#### EXERCISE INSTRUCTIONS:
Please find all lines in the data that hold the string "marker" and copy them.

☆ ☆ ☆ ☆ ☆ ☆ ☆

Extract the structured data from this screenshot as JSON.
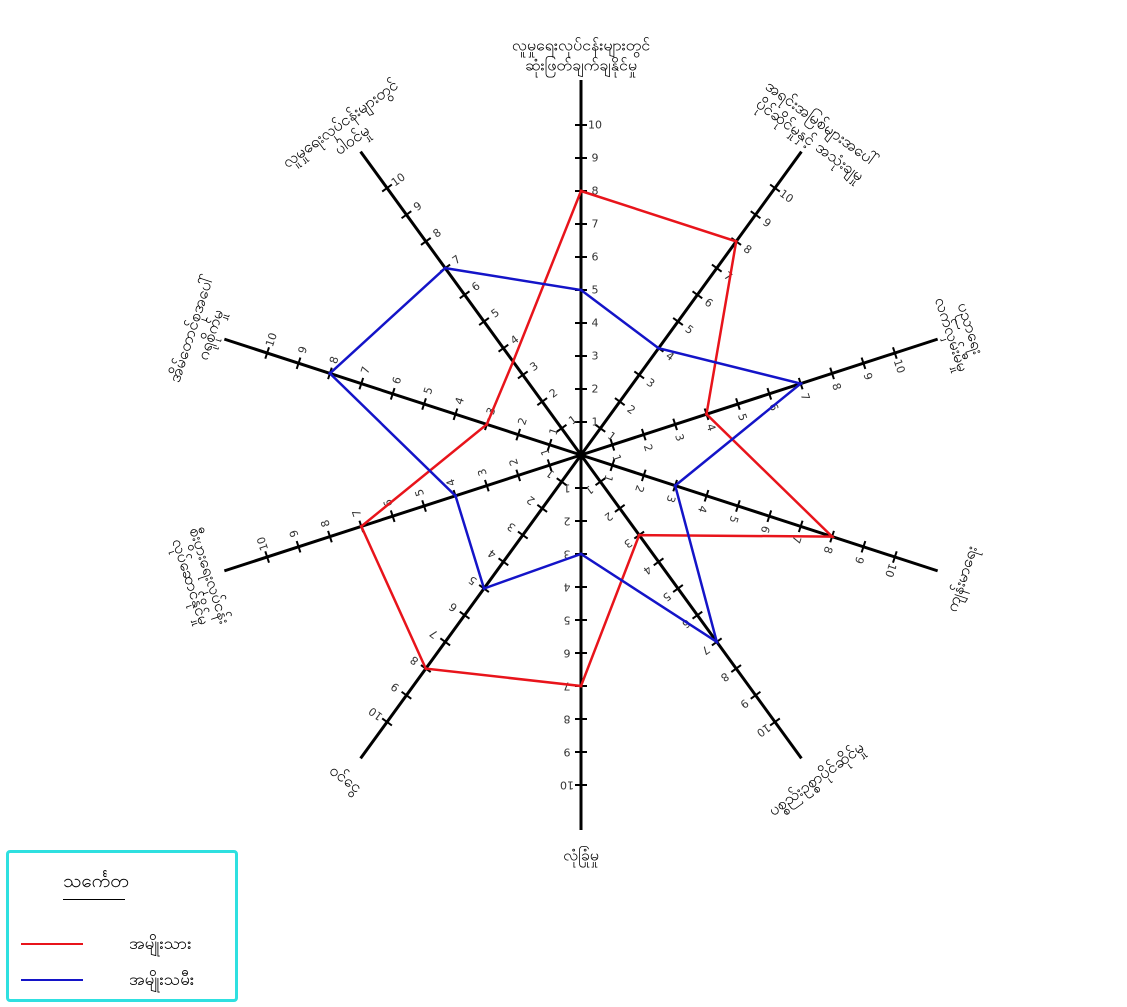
{
  "chart_data": {
    "type": "radar",
    "axes": [
      {
        "label": [
          "လူမှုရေးလုပ်ငန်းများတွင်",
          "ဆုံးဖြတ်ချက်ချနိုင်မှု"
        ]
      },
      {
        "label": [
          "အရင်းအမြစ်များအပေါ်",
          "ပိုင်ဆိုင်မှုနှင့် အသုံးချမှု"
        ]
      },
      {
        "label": [
          "ပညာရေး",
          "လက်လှမ်းမီမှု"
        ]
      },
      {
        "label": [
          "ကျန်းမာရေး"
        ]
      },
      {
        "label": [
          "ပစ္စည်းဥစ္စာပိုင်ဆိုင်မှု"
        ]
      },
      {
        "label": [
          "လုံခြုံမှု"
        ]
      },
      {
        "label": [
          "ဝင်ငွေ"
        ]
      },
      {
        "label": [
          "စီးပွားရေးလုပ်ငန်း",
          "လုပ်ဆောင်နိုင်မှု"
        ]
      },
      {
        "label": [
          "အိမ်တောင်စုအပေါ်",
          "ဂရုစိုက်မှု"
        ]
      },
      {
        "label": [
          "လူမှုရေးလုပ်ငန်းများတွင်",
          "ပါဝင်မှု"
        ]
      }
    ],
    "range": [
      0,
      10
    ],
    "ticks": [
      1,
      2,
      3,
      4,
      5,
      6,
      7,
      8,
      9,
      10
    ],
    "series": [
      {
        "name": "အမျိုးသား",
        "color": "#e8141b",
        "values": [
          8,
          8,
          4,
          8,
          3,
          7,
          8,
          7,
          3,
          3.5
        ]
      },
      {
        "name": "အမျိုးသမီး",
        "color": "#1414c8",
        "values": [
          5,
          4,
          7,
          3,
          7,
          3,
          5,
          4,
          8,
          7
        ]
      }
    ],
    "legend": {
      "title": "သင်္ကေတ",
      "position": "bottom-left"
    }
  }
}
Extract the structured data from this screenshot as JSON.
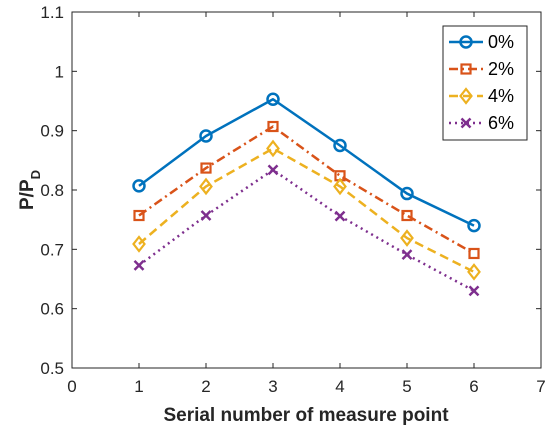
{
  "chart_data": {
    "type": "line",
    "x": [
      1,
      2,
      3,
      4,
      5,
      6
    ],
    "xlabel": "Serial number of measure point",
    "ylabel": "P/P",
    "ylabel_subscript": "D",
    "xlim": [
      0,
      7
    ],
    "ylim": [
      0.5,
      1.1
    ],
    "x_ticks": [
      "0",
      "1",
      "2",
      "3",
      "4",
      "5",
      "6",
      "7"
    ],
    "y_ticks": [
      "0.5",
      "0.6",
      "0.7",
      "0.8",
      "0.9",
      "1",
      "1.1"
    ],
    "grid": false,
    "legend_position": "top-right",
    "series": [
      {
        "name": "0%",
        "values": [
          0.807,
          0.891,
          0.953,
          0.875,
          0.794,
          0.74
        ],
        "color": "#0072BD",
        "line": "solid",
        "marker": "circle"
      },
      {
        "name": "2%",
        "values": [
          0.757,
          0.837,
          0.907,
          0.824,
          0.757,
          0.693
        ],
        "color": "#D95319",
        "line": "dashdot",
        "marker": "square"
      },
      {
        "name": "4%",
        "values": [
          0.709,
          0.806,
          0.87,
          0.806,
          0.719,
          0.662
        ],
        "color": "#EDB120",
        "line": "dashed",
        "marker": "diamond"
      },
      {
        "name": "6%",
        "values": [
          0.673,
          0.757,
          0.834,
          0.756,
          0.691,
          0.63
        ],
        "color": "#7E2F8E",
        "line": "dotted",
        "marker": "x"
      }
    ]
  }
}
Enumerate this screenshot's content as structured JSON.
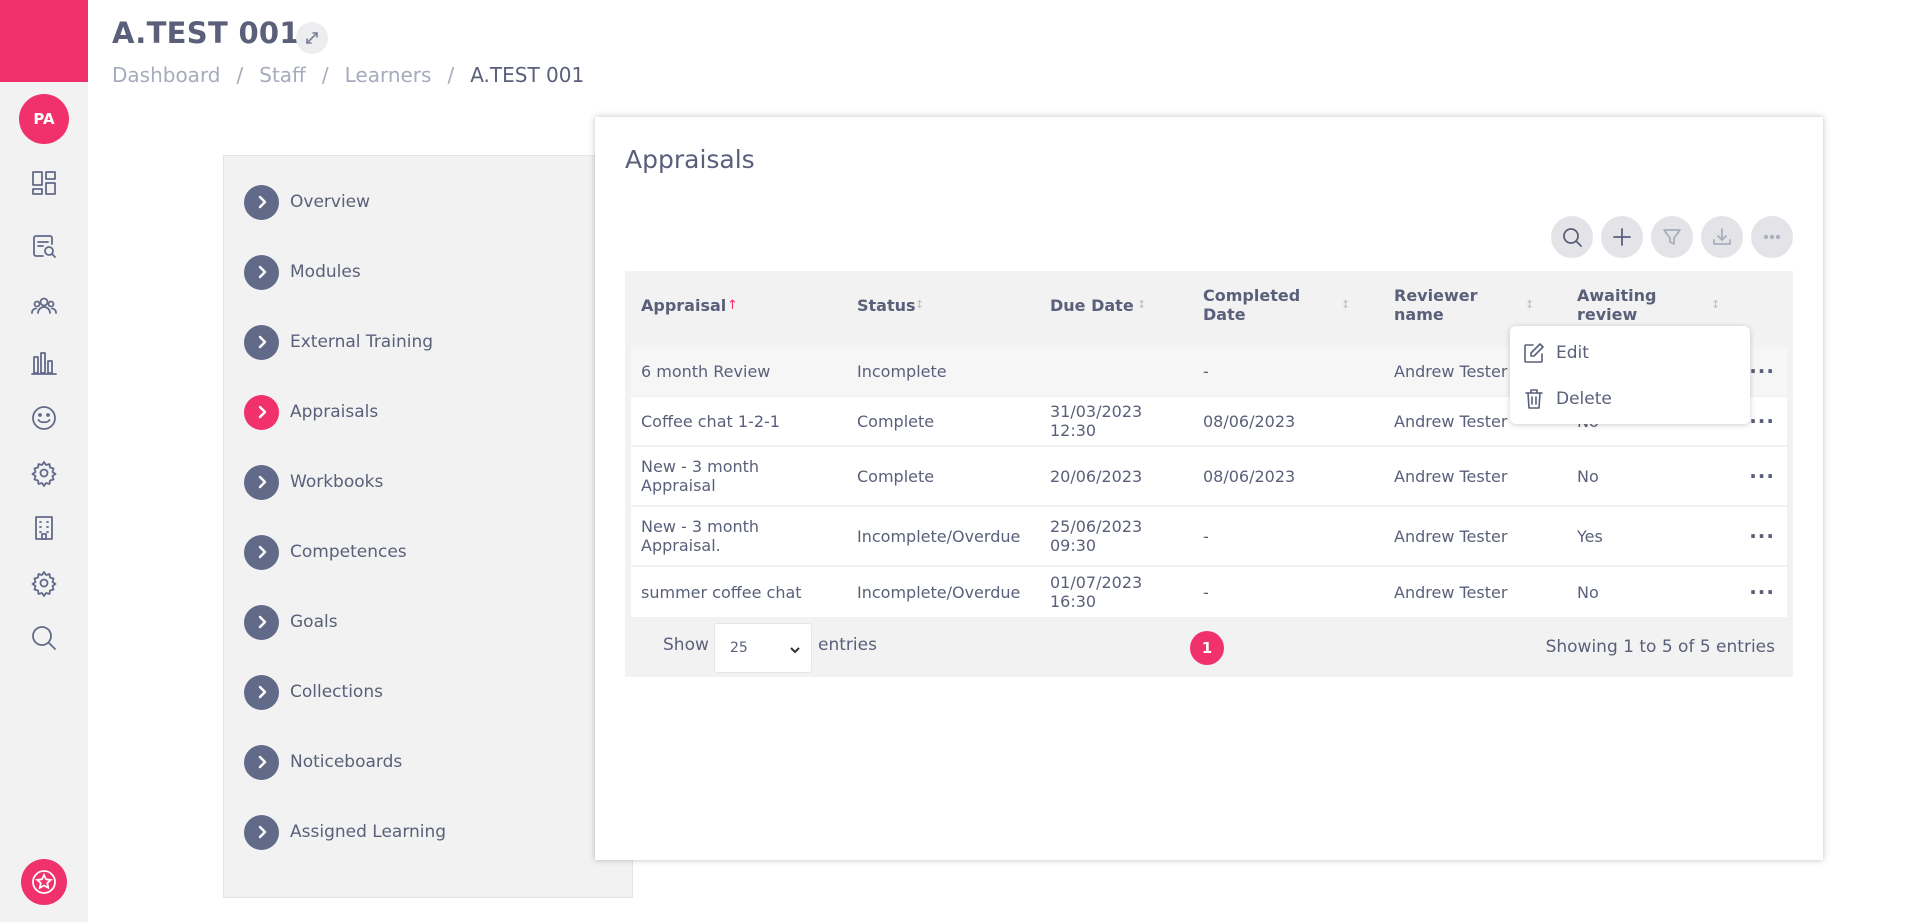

☆ ☆ ☆ ☆ ☆ ☆ ☆

#### PROBLEM SOLUTION:
        "marker": "circle"
        "marker": "square"
        "marker": "diamond"
        "marker": "x"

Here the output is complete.